▶ **About this exercise**: If a line of the material contains "Guzzi", copy it.

▶ **Given data**:
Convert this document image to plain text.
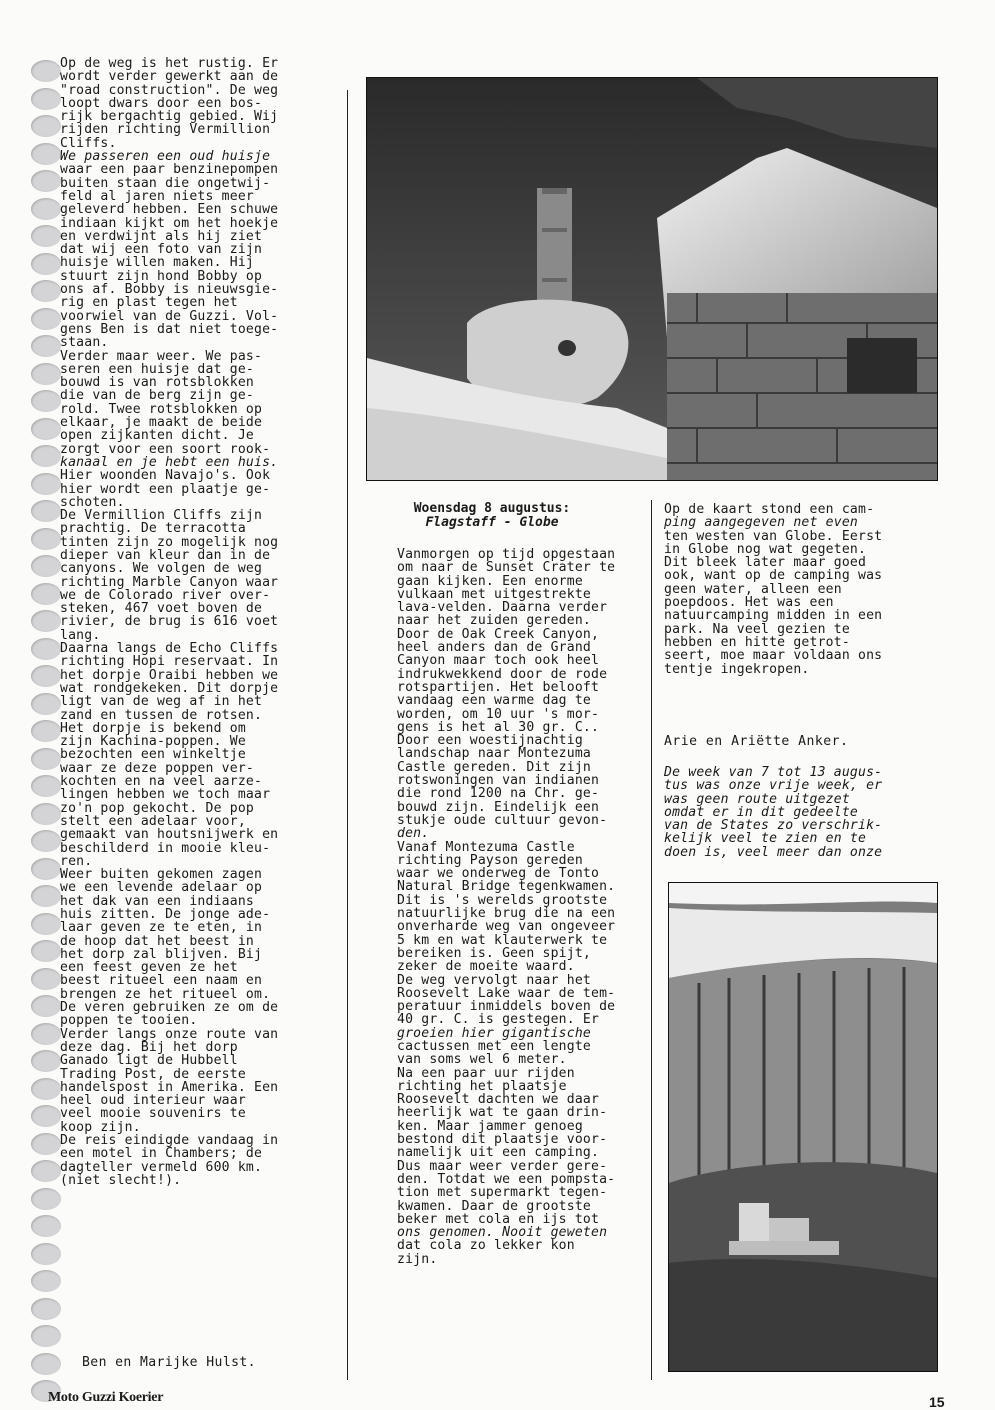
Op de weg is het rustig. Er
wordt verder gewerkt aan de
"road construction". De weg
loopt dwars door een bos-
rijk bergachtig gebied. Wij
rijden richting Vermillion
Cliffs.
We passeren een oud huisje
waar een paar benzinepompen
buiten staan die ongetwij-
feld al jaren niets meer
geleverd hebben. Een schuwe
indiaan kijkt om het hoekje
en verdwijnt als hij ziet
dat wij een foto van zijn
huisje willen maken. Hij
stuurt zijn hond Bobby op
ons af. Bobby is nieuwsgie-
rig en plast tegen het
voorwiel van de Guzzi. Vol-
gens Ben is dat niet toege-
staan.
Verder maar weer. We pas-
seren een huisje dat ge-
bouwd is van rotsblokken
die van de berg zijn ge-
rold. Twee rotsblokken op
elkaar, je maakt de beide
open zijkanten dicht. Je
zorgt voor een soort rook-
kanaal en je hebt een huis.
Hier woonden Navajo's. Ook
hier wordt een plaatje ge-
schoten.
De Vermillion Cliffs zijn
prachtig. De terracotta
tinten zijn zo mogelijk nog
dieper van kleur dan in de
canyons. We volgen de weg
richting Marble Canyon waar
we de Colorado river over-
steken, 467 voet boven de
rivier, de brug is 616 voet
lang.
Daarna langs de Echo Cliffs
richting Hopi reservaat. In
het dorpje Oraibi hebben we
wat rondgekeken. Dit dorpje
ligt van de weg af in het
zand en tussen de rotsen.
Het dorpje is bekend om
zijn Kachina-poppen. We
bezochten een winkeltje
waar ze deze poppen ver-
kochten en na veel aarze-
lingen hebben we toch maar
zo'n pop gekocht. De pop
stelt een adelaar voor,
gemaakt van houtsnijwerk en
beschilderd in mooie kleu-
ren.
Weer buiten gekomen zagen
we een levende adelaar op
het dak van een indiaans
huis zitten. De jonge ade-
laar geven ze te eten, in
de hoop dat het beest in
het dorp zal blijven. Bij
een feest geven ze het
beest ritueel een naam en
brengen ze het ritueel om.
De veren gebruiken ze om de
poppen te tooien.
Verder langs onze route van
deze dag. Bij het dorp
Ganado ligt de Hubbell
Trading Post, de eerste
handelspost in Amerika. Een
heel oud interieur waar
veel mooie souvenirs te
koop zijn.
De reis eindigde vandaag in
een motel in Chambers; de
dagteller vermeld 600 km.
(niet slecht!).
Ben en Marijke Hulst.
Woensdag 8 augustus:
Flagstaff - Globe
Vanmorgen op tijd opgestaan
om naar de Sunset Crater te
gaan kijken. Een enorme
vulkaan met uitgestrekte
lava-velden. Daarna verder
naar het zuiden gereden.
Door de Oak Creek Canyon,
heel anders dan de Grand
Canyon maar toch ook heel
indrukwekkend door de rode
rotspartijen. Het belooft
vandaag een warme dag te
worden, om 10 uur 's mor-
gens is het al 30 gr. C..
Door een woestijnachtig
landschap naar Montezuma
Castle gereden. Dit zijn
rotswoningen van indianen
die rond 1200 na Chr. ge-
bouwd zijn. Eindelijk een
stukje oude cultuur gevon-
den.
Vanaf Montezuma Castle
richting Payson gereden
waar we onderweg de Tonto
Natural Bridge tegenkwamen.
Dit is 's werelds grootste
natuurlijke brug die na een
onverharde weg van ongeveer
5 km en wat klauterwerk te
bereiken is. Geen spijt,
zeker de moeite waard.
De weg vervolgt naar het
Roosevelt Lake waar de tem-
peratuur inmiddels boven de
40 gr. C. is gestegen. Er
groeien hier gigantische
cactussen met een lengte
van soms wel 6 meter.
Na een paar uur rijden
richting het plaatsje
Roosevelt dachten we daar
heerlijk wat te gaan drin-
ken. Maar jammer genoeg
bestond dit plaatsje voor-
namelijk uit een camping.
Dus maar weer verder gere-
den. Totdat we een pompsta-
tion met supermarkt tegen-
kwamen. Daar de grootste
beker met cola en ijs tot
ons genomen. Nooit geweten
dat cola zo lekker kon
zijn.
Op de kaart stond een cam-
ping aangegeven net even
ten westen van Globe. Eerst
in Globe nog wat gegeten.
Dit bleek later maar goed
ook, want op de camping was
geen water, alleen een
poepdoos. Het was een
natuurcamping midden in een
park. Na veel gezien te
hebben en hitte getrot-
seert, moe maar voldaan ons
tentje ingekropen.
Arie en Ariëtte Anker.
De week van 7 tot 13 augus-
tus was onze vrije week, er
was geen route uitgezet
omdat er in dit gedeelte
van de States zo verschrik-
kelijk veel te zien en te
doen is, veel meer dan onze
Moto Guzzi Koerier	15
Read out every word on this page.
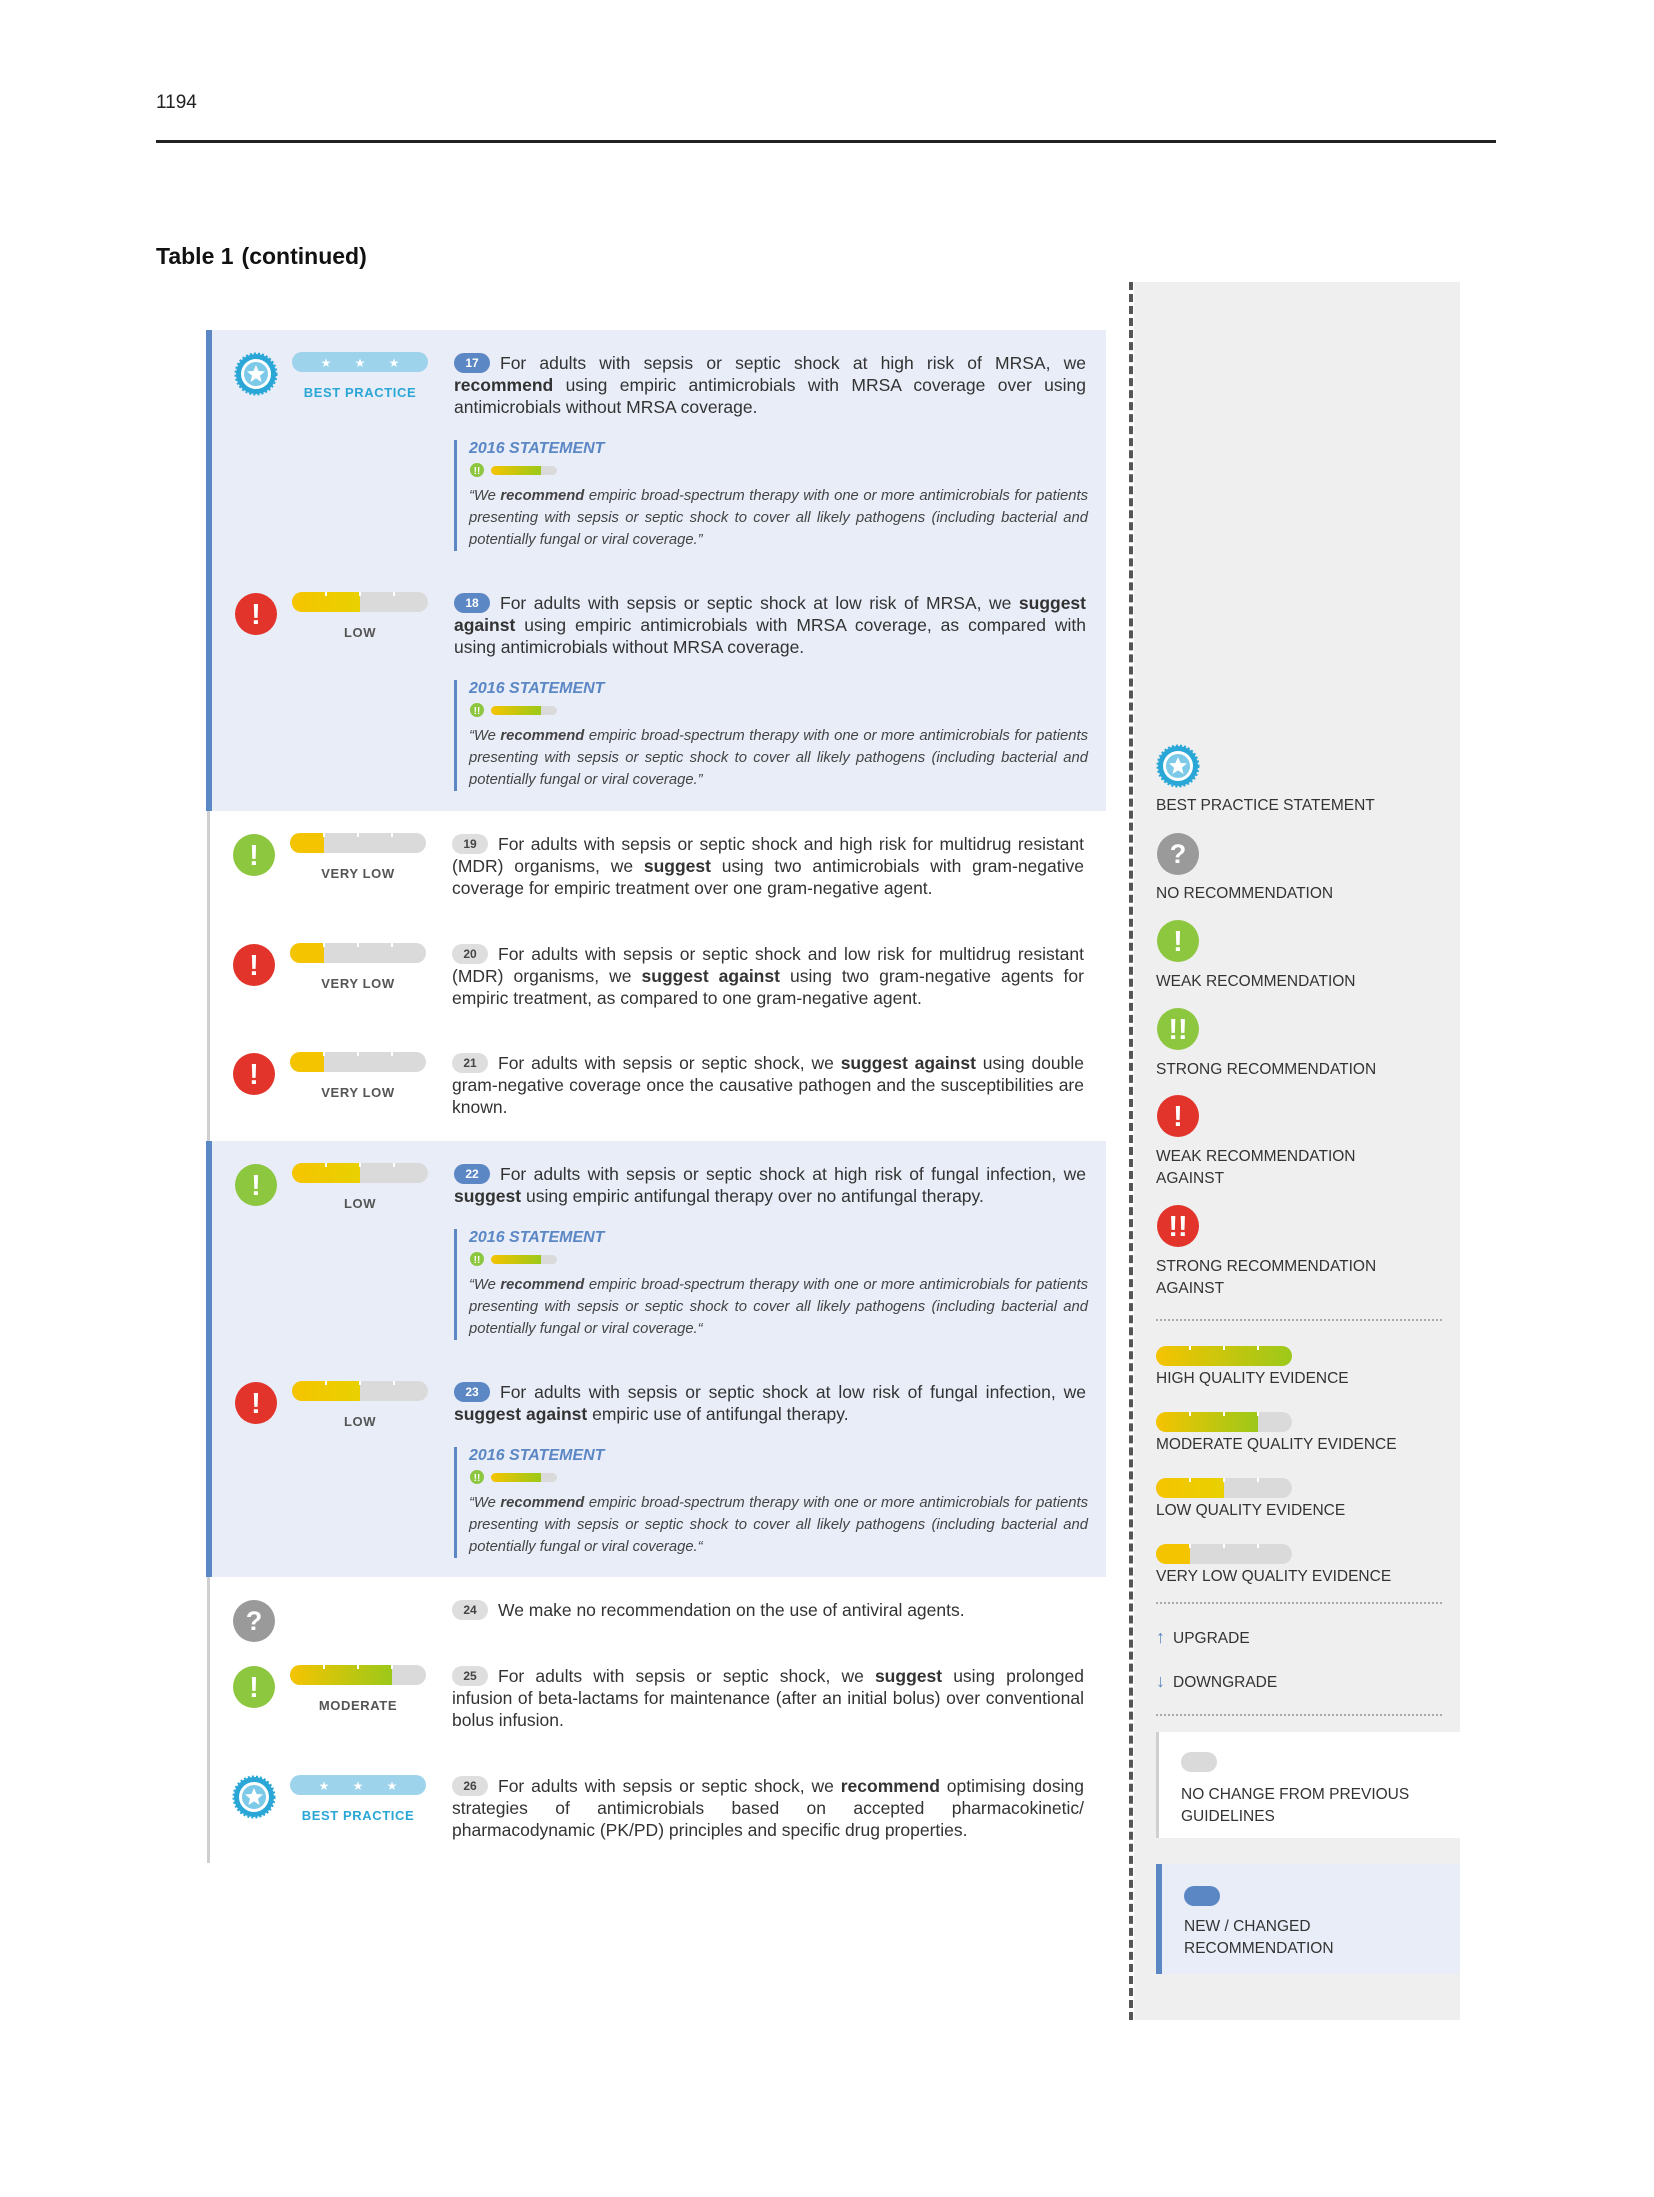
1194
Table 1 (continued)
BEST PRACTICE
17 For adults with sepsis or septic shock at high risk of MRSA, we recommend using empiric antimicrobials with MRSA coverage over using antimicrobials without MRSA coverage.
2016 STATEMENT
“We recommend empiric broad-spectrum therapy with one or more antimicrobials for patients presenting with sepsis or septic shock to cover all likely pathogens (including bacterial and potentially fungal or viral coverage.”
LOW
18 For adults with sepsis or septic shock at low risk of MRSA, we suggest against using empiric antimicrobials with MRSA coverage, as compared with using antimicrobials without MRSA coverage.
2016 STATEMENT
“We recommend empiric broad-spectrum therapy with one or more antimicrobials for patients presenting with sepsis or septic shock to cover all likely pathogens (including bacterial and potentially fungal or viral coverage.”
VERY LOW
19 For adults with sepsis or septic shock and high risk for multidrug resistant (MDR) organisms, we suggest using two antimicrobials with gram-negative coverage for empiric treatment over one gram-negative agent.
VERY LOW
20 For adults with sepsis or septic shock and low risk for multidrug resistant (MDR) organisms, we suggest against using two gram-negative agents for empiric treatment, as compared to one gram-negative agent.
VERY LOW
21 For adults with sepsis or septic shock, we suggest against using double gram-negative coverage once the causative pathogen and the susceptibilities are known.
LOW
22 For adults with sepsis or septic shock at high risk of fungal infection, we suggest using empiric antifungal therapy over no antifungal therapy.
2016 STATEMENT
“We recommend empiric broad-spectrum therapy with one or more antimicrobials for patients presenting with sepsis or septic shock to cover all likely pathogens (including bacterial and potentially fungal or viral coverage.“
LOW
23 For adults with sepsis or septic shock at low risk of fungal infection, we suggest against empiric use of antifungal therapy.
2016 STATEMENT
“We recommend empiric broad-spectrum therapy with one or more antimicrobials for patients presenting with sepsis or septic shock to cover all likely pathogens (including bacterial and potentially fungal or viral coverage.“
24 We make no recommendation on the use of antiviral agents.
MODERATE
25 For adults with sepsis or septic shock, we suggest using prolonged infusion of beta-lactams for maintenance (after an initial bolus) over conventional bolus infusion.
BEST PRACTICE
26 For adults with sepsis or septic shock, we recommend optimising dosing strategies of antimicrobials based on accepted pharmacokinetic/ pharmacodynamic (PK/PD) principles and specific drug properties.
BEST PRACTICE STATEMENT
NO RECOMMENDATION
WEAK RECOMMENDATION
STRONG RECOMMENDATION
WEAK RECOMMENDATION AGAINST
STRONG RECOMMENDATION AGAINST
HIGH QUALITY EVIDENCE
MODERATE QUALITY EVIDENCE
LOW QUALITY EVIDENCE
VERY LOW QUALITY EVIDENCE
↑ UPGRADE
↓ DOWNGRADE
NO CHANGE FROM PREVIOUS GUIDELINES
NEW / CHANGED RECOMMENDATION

▶ **Completed exercise**:
voorwiel van de Guzzi. Vol-
Moto Guzzi Koerier	15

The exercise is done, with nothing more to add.